EXERCISE OBJECTIVE:
Identify the lines containing the word "dapibus". Copy each one.

Dataset records:
+-------+

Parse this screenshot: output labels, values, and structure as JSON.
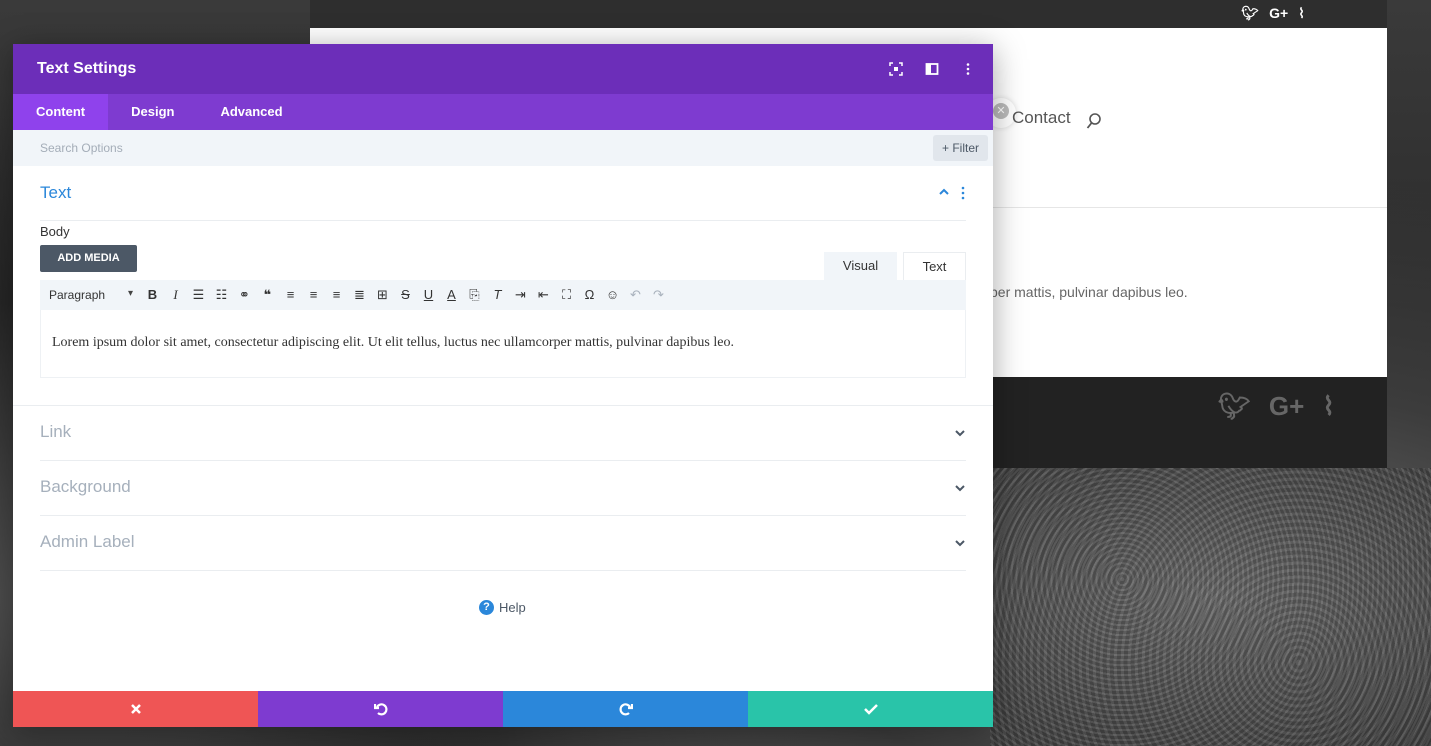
{
  "site": {
    "nav_contact": "Contact",
    "body_text": "per mattis, pulvinar dapibus leo.",
    "social_icons": [
      "twitter-icon",
      "google-plus-icon",
      "rss-icon"
    ]
  },
  "modal": {
    "title": "Text Settings",
    "header_icons": [
      "fullscreen-icon",
      "split-view-icon",
      "more-options-icon"
    ],
    "tabs": [
      {
        "label": "Content",
        "active": true
      },
      {
        "label": "Design",
        "active": false
      },
      {
        "label": "Advanced",
        "active": false
      }
    ],
    "search": {
      "placeholder": "Search Options",
      "filter_label": "+ Filter"
    },
    "text_section": {
      "title": "Text",
      "body_label": "Body",
      "add_media_label": "ADD MEDIA",
      "editor_tab_visual": "Visual",
      "editor_tab_text": "Text",
      "format_select": "Paragraph",
      "content": "Lorem ipsum dolor sit amet, consectetur adipiscing elit. Ut elit tellus, luctus nec ullamcorper mattis, pulvinar dapibus leo."
    },
    "toggles": [
      {
        "title": "Link"
      },
      {
        "title": "Background"
      },
      {
        "title": "Admin Label"
      }
    ],
    "help_label": "Help",
    "footer": {
      "colors": {
        "cancel": "#ef5555",
        "undo": "#7e3bd0",
        "redo": "#2b87da",
        "save": "#29c4a9"
      }
    }
  }
}
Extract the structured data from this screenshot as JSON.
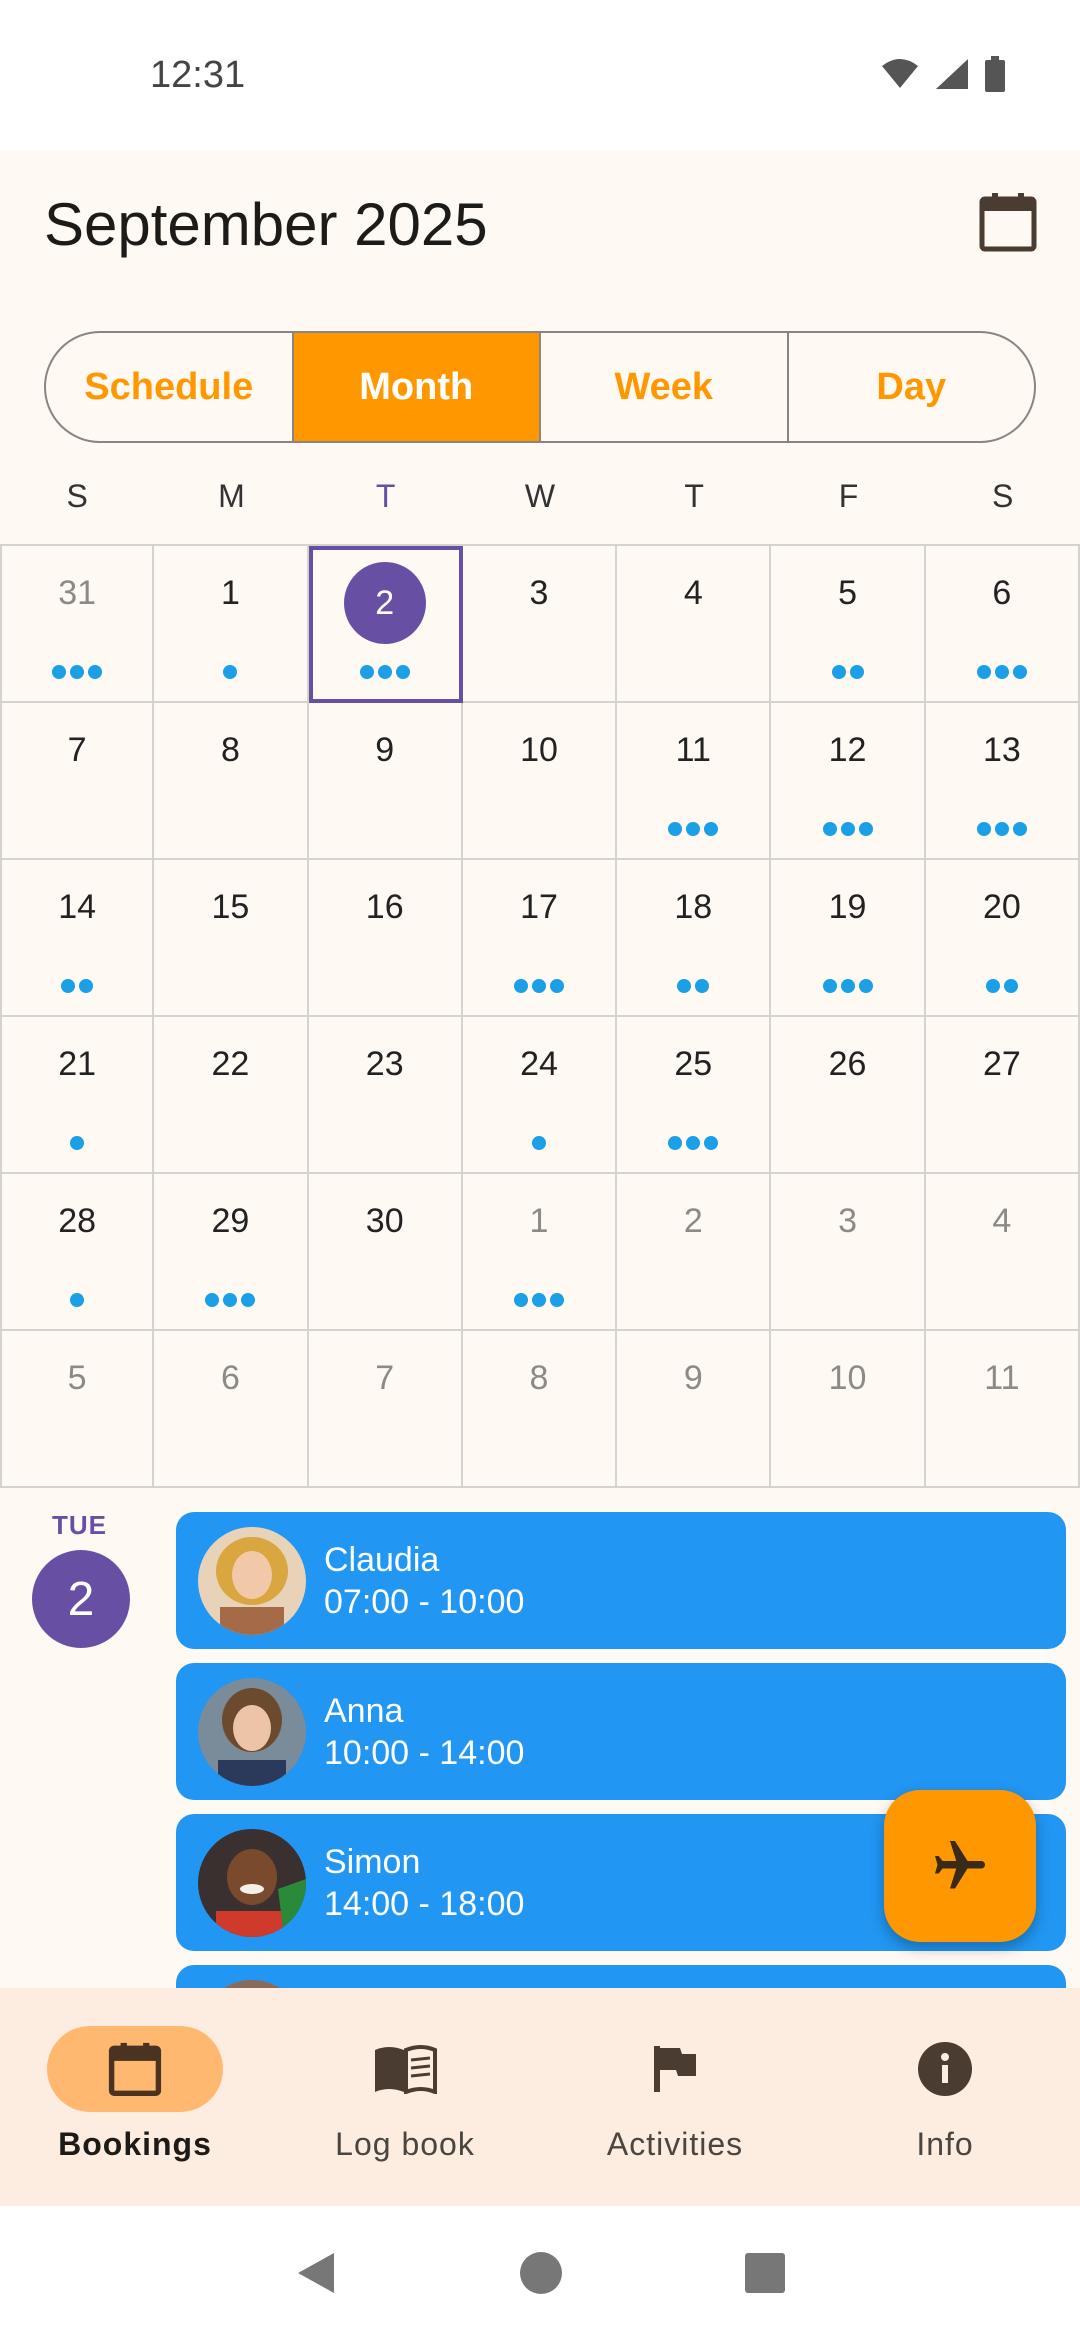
{
  "status_bar": {
    "time": "12:31"
  },
  "header": {
    "title": "September 2025"
  },
  "view_tabs": [
    {
      "label": "Schedule",
      "active": false
    },
    {
      "label": "Month",
      "active": true
    },
    {
      "label": "Week",
      "active": false
    },
    {
      "label": "Day",
      "active": false
    }
  ],
  "weekdays": [
    "S",
    "M",
    "T",
    "W",
    "T",
    "F",
    "S"
  ],
  "calendar": {
    "today_column": 2,
    "days": [
      {
        "d": "31",
        "muted": true,
        "dots": 3
      },
      {
        "d": "1",
        "dots": 1
      },
      {
        "d": "2",
        "today": true,
        "dots": 3
      },
      {
        "d": "3",
        "dots": 0
      },
      {
        "d": "4",
        "dots": 0
      },
      {
        "d": "5",
        "dots": 2
      },
      {
        "d": "6",
        "dots": 3
      },
      {
        "d": "7",
        "dots": 0
      },
      {
        "d": "8",
        "dots": 0
      },
      {
        "d": "9",
        "dots": 0
      },
      {
        "d": "10",
        "dots": 0
      },
      {
        "d": "11",
        "dots": 3
      },
      {
        "d": "12",
        "dots": 3
      },
      {
        "d": "13",
        "dots": 3
      },
      {
        "d": "14",
        "dots": 2
      },
      {
        "d": "15",
        "dots": 0
      },
      {
        "d": "16",
        "dots": 0
      },
      {
        "d": "17",
        "dots": 3
      },
      {
        "d": "18",
        "dots": 2
      },
      {
        "d": "19",
        "dots": 3
      },
      {
        "d": "20",
        "dots": 2
      },
      {
        "d": "21",
        "dots": 1
      },
      {
        "d": "22",
        "dots": 0
      },
      {
        "d": "23",
        "dots": 0
      },
      {
        "d": "24",
        "dots": 1
      },
      {
        "d": "25",
        "dots": 3
      },
      {
        "d": "26",
        "dots": 0
      },
      {
        "d": "27",
        "dots": 0
      },
      {
        "d": "28",
        "dots": 1
      },
      {
        "d": "29",
        "dots": 3
      },
      {
        "d": "30",
        "dots": 0
      },
      {
        "d": "1",
        "muted": true,
        "dots": 3
      },
      {
        "d": "2",
        "muted": true,
        "dots": 0
      },
      {
        "d": "3",
        "muted": true,
        "dots": 0
      },
      {
        "d": "4",
        "muted": true,
        "dots": 0
      },
      {
        "d": "5",
        "muted": true,
        "dots": 0
      },
      {
        "d": "6",
        "muted": true,
        "dots": 0
      },
      {
        "d": "7",
        "muted": true,
        "dots": 0
      },
      {
        "d": "8",
        "muted": true,
        "dots": 0
      },
      {
        "d": "9",
        "muted": true,
        "dots": 0
      },
      {
        "d": "10",
        "muted": true,
        "dots": 0
      },
      {
        "d": "11",
        "muted": true,
        "dots": 0
      }
    ]
  },
  "agenda": {
    "day_name": "TUE",
    "day_number": "2",
    "bookings": [
      {
        "name": "Claudia",
        "time": "07:00 - 10:00",
        "avatar": "claudia"
      },
      {
        "name": "Anna",
        "time": "10:00 - 14:00",
        "avatar": "anna"
      },
      {
        "name": "Simon",
        "time": "14:00 - 18:00",
        "avatar": "simon"
      },
      {
        "name": "",
        "time": "",
        "avatar": "partial"
      }
    ]
  },
  "fab": {
    "icon": "airplane-icon"
  },
  "bottom_nav": [
    {
      "label": "Bookings",
      "icon": "calendar-icon",
      "active": true
    },
    {
      "label": "Log book",
      "icon": "book-icon",
      "active": false
    },
    {
      "label": "Activities",
      "icon": "flag-icon",
      "active": false
    },
    {
      "label": "Info",
      "icon": "info-icon",
      "active": false
    }
  ],
  "colors": {
    "accent": "#ff9800",
    "today": "#6750a4",
    "booking": "#2196f3",
    "event_dot": "#1ba0e8",
    "nav_bg": "#fcede0",
    "nav_active": "#ffb870"
  }
}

+-------+

RESULT OF THIS TASK:
    "body_text": "per mattis, pulvinar dapibus leo.",
      "content": "Lorem ipsum dolor sit amet, consectetur adipiscing elit. Ut elit tellus, luctus nec ullamcorper mattis, pulvinar dapibus leo."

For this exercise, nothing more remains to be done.